» To be done: Your task is to locate every line holding the string "this" and to copy each of them.

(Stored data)
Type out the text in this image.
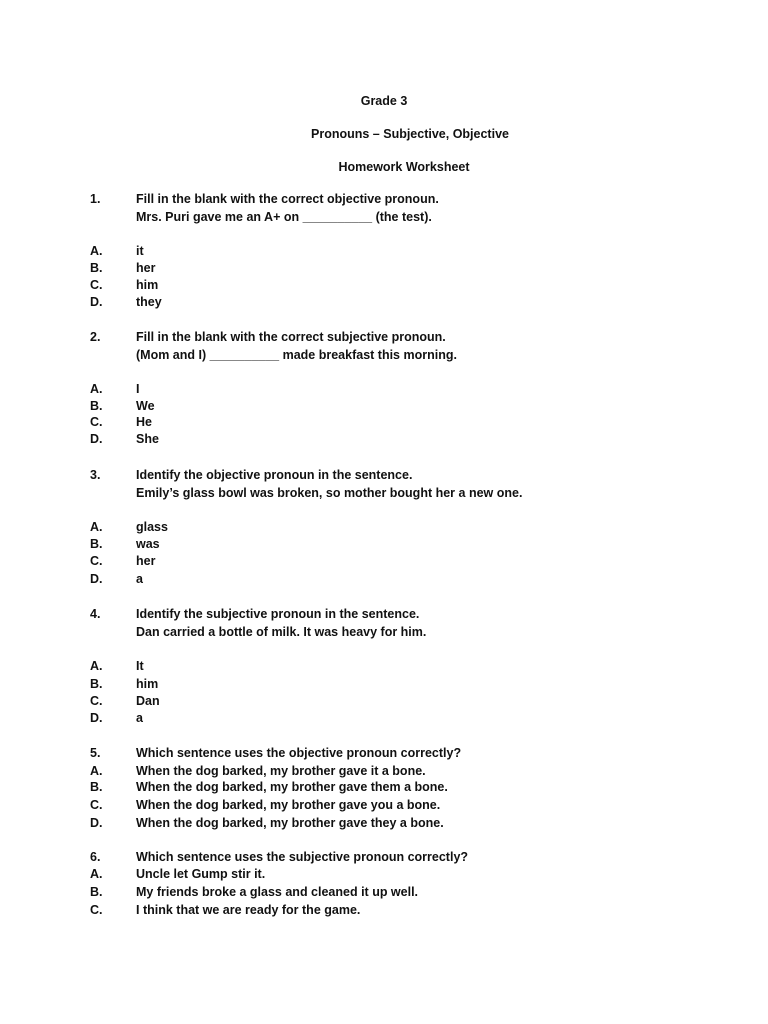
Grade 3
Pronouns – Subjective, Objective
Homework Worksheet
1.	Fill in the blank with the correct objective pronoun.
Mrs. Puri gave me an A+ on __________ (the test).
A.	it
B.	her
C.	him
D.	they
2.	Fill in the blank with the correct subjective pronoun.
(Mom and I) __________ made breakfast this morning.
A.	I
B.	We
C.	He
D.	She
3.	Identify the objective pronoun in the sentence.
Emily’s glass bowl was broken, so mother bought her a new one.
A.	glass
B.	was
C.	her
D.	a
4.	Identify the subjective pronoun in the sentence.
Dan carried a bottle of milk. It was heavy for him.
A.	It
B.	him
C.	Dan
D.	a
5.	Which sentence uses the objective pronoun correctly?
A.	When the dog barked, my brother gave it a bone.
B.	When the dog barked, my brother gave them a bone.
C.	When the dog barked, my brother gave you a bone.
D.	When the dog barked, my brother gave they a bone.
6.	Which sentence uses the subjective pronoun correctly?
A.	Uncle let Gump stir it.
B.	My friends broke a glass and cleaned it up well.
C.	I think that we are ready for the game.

* * *

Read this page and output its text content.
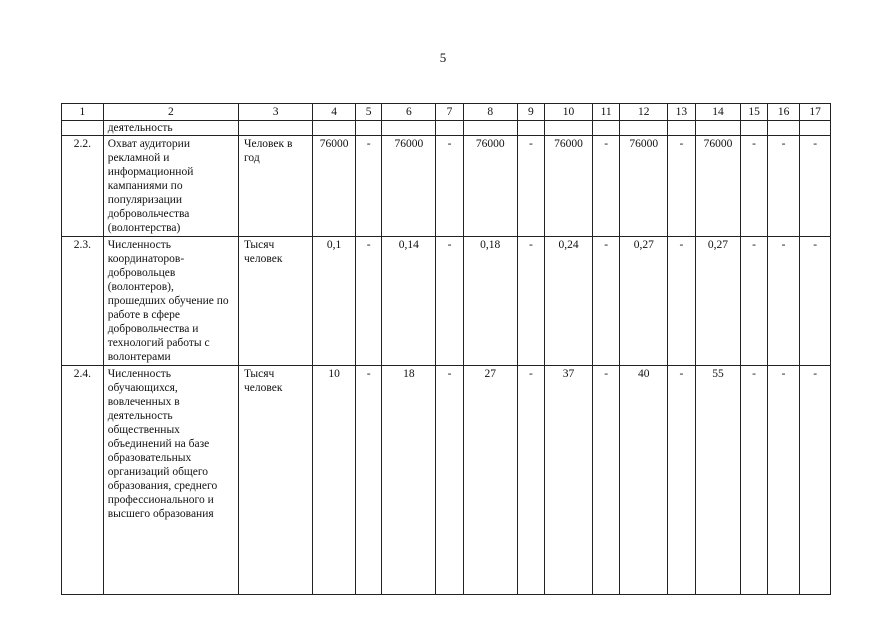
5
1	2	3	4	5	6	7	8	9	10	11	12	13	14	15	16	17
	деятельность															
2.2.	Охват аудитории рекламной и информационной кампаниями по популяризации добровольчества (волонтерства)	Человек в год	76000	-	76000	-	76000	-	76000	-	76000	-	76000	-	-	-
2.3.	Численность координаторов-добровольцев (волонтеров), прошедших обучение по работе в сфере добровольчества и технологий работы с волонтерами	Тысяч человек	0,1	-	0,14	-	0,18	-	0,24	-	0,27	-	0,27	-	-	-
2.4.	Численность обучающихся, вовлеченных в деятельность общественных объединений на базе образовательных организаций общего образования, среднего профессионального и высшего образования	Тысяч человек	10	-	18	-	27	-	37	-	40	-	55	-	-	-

» The answer:
Type out the text in this image.
(Mom and I) __________ made breakfast this morning.
Read this page and output its text content.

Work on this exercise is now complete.